Below are some records. Say how many of their lines contain the string "this", and give nothing but the number.
▬▬▬
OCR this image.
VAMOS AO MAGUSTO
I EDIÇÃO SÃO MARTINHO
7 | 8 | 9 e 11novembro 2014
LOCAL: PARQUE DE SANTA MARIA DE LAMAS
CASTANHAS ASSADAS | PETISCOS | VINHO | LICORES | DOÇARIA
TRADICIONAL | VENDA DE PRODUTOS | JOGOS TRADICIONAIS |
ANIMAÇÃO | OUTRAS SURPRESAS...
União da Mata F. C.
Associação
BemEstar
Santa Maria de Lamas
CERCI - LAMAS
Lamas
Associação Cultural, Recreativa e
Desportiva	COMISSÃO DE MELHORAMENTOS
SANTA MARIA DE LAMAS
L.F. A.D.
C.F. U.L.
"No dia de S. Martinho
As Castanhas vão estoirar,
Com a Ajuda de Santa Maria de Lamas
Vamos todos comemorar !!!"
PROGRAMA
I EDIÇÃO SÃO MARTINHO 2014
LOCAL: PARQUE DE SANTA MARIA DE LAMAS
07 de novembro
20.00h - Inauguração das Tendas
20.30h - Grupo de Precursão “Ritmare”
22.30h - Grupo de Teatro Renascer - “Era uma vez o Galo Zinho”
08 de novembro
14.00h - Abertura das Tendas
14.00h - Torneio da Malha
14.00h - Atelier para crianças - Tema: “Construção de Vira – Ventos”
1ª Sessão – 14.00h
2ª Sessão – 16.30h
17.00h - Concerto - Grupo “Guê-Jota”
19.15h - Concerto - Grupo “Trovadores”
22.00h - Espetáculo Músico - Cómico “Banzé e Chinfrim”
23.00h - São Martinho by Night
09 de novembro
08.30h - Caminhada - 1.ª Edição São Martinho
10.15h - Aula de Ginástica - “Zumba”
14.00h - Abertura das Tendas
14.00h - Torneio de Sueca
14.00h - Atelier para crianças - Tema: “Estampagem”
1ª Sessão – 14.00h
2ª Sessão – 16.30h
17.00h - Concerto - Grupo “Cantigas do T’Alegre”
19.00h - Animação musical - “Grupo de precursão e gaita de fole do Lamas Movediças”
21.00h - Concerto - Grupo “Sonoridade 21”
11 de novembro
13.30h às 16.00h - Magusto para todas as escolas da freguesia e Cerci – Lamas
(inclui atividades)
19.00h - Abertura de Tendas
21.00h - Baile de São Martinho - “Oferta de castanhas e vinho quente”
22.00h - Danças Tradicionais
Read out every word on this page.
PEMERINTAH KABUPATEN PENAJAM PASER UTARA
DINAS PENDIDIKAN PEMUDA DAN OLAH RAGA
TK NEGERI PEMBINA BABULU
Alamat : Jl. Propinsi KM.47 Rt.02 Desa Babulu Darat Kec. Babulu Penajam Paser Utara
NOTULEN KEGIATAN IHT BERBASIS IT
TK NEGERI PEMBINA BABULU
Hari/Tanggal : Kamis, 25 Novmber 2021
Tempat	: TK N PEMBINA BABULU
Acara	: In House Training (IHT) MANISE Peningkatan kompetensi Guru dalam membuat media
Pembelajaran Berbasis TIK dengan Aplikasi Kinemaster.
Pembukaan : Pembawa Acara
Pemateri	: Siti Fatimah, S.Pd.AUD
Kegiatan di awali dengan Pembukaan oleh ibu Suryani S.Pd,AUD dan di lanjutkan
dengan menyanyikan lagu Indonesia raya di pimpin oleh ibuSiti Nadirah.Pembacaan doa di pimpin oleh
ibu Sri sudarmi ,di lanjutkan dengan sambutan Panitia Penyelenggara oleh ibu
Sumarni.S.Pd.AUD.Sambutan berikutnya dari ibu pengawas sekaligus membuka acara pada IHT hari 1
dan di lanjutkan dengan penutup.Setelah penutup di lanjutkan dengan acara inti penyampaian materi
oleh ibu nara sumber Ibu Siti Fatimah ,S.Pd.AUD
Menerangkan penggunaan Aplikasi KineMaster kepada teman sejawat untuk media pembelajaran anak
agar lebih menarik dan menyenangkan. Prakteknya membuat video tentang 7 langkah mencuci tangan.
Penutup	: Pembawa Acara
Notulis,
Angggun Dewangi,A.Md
▬▬▬
### Task solution:
2